▶ [Instructions for the task]: Leaving out the pictures, retype all the material exactly.

▶ [Input]:
= = = = =
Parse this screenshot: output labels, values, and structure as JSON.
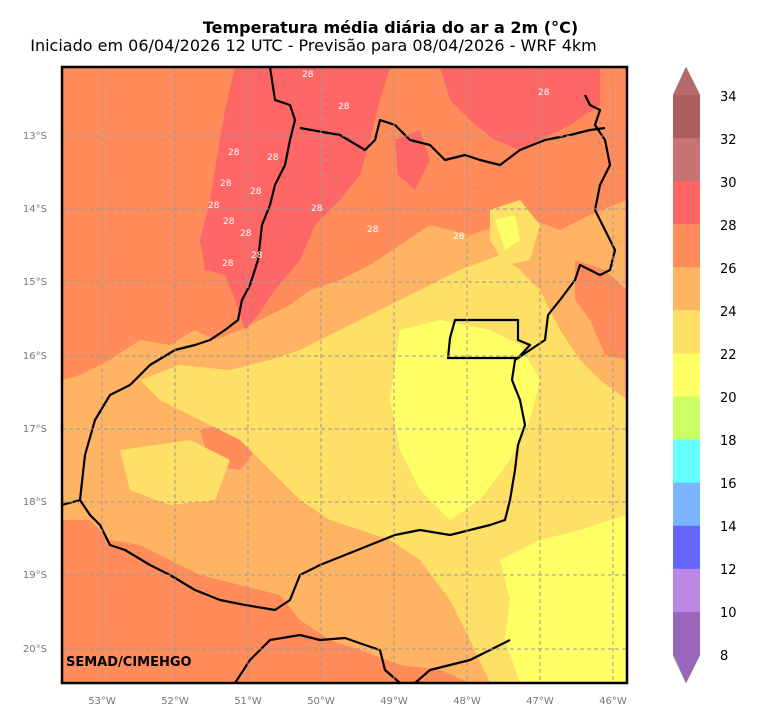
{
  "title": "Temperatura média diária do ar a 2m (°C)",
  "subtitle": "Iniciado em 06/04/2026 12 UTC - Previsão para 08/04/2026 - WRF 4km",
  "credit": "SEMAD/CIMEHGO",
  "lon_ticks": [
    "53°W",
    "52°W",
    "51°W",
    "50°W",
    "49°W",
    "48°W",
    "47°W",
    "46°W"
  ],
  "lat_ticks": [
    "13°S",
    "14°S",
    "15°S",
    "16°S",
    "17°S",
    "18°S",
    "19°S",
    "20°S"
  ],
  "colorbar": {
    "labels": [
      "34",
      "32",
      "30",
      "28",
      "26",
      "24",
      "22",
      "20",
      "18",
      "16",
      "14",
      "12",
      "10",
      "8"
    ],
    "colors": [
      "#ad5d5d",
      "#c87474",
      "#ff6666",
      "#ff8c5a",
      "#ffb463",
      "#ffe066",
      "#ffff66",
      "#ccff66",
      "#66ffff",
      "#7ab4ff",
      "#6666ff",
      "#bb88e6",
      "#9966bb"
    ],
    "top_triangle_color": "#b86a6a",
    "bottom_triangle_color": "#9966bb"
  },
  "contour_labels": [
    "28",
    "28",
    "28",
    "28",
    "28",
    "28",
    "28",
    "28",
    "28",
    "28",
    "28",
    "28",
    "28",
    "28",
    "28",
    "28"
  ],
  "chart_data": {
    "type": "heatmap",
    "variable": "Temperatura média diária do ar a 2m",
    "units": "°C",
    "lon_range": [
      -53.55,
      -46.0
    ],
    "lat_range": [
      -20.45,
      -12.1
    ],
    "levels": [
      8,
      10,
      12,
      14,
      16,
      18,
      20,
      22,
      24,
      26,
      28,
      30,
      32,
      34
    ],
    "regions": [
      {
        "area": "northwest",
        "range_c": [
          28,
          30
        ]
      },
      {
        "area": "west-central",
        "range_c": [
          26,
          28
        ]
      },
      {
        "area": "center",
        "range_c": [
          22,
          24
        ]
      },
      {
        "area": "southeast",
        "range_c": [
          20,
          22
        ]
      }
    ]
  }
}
= = = = =
▶ [Output of the task]:
Parse this screenshot: output labels, values, and structure as JSON.
{
  "title": "Temperatura média diária do ar a 2m (°C)",
  "subtitle": "Iniciado em 06/04/2026 12 UTC - Previsão para 08/04/2026 - WRF 4km",
  "credit": "SEMAD/CIMEHGO",
  "lon_ticks": [
    "53°W",
    "52°W",
    "51°W",
    "50°W",
    "49°W",
    "48°W",
    "47°W",
    "46°W"
  ],
  "lat_ticks": [
    "13°S",
    "14°S",
    "15°S",
    "16°S",
    "17°S",
    "18°S",
    "19°S",
    "20°S"
  ],
  "colorbar": {
    "labels": [
      "34",
      "32",
      "30",
      "28",
      "26",
      "24",
      "22",
      "20",
      "18",
      "16",
      "14",
      "12",
      "10",
      "8"
    ],
    "colors": [
      "#ad5d5d",
      "#c87474",
      "#ff6666",
      "#ff8c5a",
      "#ffb463",
      "#ffe066",
      "#ffff66",
      "#ccff66",
      "#66ffff",
      "#7ab4ff",
      "#6666ff",
      "#bb88e6",
      "#9966bb"
    ],
    "top_triangle_color": "#b86a6a",
    "bottom_triangle_color": "#9966bb"
  },
  "contour_labels": [
    "28",
    "28",
    "28",
    "28",
    "28",
    "28",
    "28",
    "28",
    "28",
    "28",
    "28",
    "28",
    "28",
    "28",
    "28",
    "28"
  ],
  "chart_data": {
    "type": "heatmap",
    "variable": "Temperatura média diária do ar a 2m",
    "units": "°C",
    "lon_range": [
      -53.55,
      -46.0
    ],
    "lat_range": [
      -20.45,
      -12.1
    ],
    "levels": [
      8,
      10,
      12,
      14,
      16,
      18,
      20,
      22,
      24,
      26,
      28,
      30,
      32,
      34
    ],
    "regions": [
      {
        "area": "northwest",
        "range_c": [
          28,
          30
        ]
      },
      {
        "area": "west-central",
        "range_c": [
          26,
          28
        ]
      },
      {
        "area": "center",
        "range_c": [
          22,
          24
        ]
      },
      {
        "area": "southeast",
        "range_c": [
          20,
          22
        ]
      }
    ]
  }
}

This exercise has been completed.